Using the listing below, extract each line that has the word "可以清理" in it.

::::

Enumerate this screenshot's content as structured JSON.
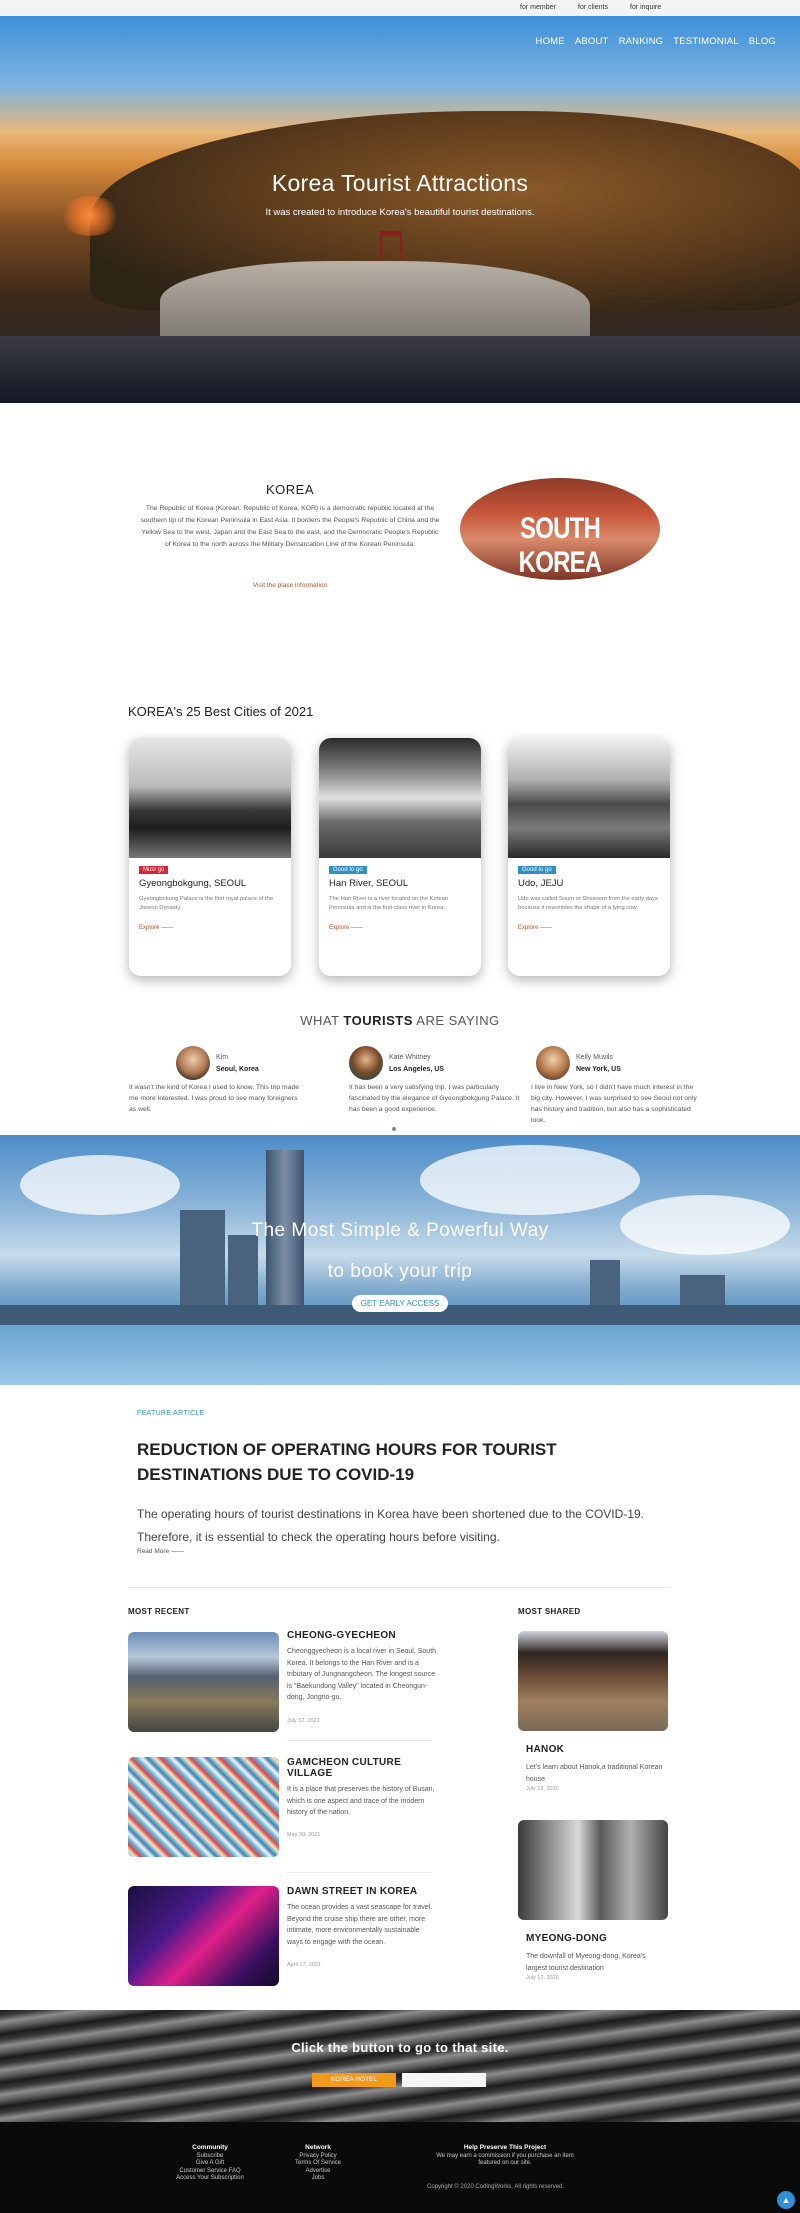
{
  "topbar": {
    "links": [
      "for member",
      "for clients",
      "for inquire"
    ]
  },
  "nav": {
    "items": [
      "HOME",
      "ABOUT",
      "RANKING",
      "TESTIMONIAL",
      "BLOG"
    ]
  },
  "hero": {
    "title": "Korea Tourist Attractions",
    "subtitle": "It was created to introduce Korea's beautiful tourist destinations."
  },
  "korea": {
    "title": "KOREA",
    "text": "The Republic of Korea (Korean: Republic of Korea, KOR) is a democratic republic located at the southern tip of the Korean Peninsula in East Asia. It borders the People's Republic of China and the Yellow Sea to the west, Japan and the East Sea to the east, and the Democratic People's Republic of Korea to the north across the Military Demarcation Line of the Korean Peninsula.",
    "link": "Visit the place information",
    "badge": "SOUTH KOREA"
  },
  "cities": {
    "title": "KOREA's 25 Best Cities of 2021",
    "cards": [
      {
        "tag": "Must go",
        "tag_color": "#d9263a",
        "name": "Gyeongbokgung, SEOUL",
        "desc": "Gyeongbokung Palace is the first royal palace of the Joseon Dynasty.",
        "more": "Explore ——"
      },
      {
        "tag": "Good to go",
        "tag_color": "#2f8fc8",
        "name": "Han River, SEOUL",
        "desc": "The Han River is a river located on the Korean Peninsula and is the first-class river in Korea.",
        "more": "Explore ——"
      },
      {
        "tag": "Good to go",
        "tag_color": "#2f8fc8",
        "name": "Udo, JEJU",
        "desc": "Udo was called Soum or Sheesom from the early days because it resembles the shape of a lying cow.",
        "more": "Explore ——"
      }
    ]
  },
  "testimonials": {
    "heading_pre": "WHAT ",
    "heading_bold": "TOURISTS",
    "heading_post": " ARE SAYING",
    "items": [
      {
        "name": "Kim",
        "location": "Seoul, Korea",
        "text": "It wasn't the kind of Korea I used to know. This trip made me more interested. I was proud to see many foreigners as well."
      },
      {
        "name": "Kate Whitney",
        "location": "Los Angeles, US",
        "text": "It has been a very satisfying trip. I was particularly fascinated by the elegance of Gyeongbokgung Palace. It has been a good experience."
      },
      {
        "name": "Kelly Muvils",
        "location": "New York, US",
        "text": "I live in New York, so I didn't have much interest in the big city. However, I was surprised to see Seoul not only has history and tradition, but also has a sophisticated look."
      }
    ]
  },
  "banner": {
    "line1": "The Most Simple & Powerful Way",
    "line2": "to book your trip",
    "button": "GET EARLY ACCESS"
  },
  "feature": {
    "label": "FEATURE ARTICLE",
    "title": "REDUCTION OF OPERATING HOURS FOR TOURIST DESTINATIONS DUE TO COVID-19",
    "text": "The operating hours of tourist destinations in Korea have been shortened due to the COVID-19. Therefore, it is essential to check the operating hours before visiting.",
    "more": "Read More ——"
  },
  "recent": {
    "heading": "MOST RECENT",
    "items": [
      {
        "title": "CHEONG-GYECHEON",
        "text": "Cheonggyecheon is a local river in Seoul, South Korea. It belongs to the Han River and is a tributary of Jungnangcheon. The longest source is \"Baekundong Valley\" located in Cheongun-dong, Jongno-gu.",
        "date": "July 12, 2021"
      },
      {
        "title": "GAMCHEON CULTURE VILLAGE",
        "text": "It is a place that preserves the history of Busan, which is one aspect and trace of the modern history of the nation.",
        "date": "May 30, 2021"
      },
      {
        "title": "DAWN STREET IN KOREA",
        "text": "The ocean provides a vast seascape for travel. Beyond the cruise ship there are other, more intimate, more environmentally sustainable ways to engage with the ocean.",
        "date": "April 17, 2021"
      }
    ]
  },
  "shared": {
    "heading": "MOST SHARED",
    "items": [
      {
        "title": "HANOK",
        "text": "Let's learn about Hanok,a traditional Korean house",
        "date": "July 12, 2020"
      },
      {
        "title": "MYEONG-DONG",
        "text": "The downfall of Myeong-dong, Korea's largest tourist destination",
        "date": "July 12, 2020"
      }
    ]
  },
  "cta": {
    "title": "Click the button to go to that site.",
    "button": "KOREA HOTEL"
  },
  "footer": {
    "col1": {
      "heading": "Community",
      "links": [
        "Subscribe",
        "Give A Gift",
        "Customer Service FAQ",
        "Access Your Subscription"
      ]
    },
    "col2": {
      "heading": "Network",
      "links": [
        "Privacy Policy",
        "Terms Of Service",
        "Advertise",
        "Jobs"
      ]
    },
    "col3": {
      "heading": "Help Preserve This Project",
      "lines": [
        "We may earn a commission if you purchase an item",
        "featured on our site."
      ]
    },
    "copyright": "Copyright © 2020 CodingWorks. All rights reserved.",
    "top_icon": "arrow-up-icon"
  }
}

::::

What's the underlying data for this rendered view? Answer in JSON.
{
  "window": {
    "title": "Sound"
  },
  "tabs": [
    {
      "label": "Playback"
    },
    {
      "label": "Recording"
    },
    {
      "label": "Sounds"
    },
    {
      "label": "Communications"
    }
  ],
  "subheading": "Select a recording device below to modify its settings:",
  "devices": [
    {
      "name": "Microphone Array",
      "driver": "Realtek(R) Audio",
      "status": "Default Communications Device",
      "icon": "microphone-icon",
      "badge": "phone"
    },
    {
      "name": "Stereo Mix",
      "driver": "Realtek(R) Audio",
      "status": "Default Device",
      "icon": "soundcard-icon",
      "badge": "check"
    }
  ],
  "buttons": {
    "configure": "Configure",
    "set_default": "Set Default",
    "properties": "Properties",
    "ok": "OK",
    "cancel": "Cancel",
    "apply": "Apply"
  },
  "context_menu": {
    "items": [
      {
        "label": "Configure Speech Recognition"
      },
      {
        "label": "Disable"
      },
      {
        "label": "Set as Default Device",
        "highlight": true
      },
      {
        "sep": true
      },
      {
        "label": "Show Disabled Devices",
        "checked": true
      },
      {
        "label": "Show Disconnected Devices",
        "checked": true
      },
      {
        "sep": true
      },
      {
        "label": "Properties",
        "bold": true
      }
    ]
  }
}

::::

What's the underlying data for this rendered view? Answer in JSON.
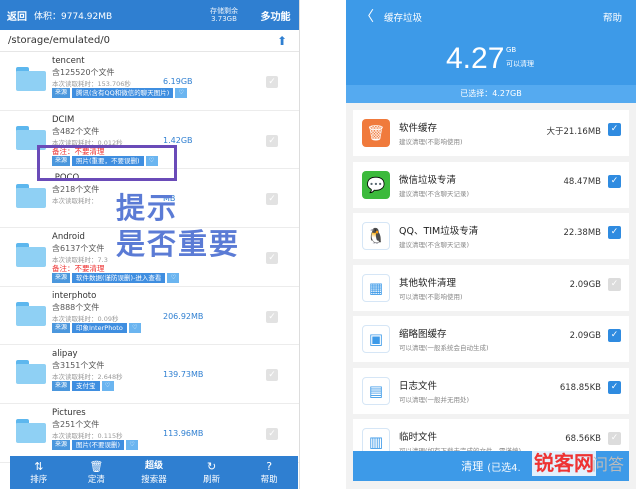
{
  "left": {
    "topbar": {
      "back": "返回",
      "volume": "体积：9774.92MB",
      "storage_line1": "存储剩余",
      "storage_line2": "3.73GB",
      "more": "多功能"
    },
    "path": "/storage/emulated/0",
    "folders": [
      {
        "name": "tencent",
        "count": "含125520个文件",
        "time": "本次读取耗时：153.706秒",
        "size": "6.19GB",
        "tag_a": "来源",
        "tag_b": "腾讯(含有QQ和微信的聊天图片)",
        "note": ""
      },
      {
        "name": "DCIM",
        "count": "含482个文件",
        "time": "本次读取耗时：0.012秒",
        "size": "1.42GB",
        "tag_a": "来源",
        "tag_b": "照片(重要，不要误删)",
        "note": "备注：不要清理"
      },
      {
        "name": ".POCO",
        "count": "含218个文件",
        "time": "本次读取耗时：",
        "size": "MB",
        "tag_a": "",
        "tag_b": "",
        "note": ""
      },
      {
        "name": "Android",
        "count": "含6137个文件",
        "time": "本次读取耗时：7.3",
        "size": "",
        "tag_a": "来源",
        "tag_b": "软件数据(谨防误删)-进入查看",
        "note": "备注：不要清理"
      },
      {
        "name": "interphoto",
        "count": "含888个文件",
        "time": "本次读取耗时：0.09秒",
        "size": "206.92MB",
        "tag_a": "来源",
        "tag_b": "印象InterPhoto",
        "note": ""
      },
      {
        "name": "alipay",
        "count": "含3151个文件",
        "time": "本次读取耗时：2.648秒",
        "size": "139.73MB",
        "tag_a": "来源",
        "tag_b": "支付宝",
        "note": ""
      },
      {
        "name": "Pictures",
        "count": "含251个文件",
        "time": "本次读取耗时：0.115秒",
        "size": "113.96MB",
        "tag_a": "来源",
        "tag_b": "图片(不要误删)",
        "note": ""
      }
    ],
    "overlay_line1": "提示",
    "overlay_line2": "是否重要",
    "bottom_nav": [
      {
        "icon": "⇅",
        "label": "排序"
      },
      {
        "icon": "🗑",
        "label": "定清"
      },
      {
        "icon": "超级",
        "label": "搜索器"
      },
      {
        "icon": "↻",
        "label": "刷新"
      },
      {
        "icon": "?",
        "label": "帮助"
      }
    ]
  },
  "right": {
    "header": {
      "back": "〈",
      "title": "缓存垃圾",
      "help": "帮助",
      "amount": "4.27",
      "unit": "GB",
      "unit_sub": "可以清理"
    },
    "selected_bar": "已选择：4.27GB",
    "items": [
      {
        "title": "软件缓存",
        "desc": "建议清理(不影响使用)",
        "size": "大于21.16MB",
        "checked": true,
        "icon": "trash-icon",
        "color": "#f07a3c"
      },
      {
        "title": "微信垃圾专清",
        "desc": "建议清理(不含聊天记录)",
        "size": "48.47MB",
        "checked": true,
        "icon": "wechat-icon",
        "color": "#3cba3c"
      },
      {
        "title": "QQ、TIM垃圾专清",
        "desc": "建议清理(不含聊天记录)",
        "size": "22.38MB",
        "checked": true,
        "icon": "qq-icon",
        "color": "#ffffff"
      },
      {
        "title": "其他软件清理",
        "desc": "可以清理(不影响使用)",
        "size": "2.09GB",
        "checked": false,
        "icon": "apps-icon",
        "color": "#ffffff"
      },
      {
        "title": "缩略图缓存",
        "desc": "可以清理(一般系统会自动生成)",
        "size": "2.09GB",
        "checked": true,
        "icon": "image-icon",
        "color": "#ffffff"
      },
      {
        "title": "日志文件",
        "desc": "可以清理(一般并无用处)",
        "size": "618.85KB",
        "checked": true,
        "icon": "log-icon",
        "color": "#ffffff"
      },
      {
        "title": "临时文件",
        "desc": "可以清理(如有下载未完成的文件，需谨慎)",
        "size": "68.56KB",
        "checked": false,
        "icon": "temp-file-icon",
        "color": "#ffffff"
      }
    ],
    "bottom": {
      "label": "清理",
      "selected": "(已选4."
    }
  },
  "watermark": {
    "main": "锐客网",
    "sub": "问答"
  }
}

::::

▶ **RESPONSE TO THE EXERCISE**:
      "unit_sub": "可以清理"
        "desc": "可以清理(不影响使用)",
        "desc": "可以清理(一般系统会自动生成)",
        "desc": "可以清理(一般并无用处)",
        "desc": "可以清理(如有下载未完成的文件，需谨慎)",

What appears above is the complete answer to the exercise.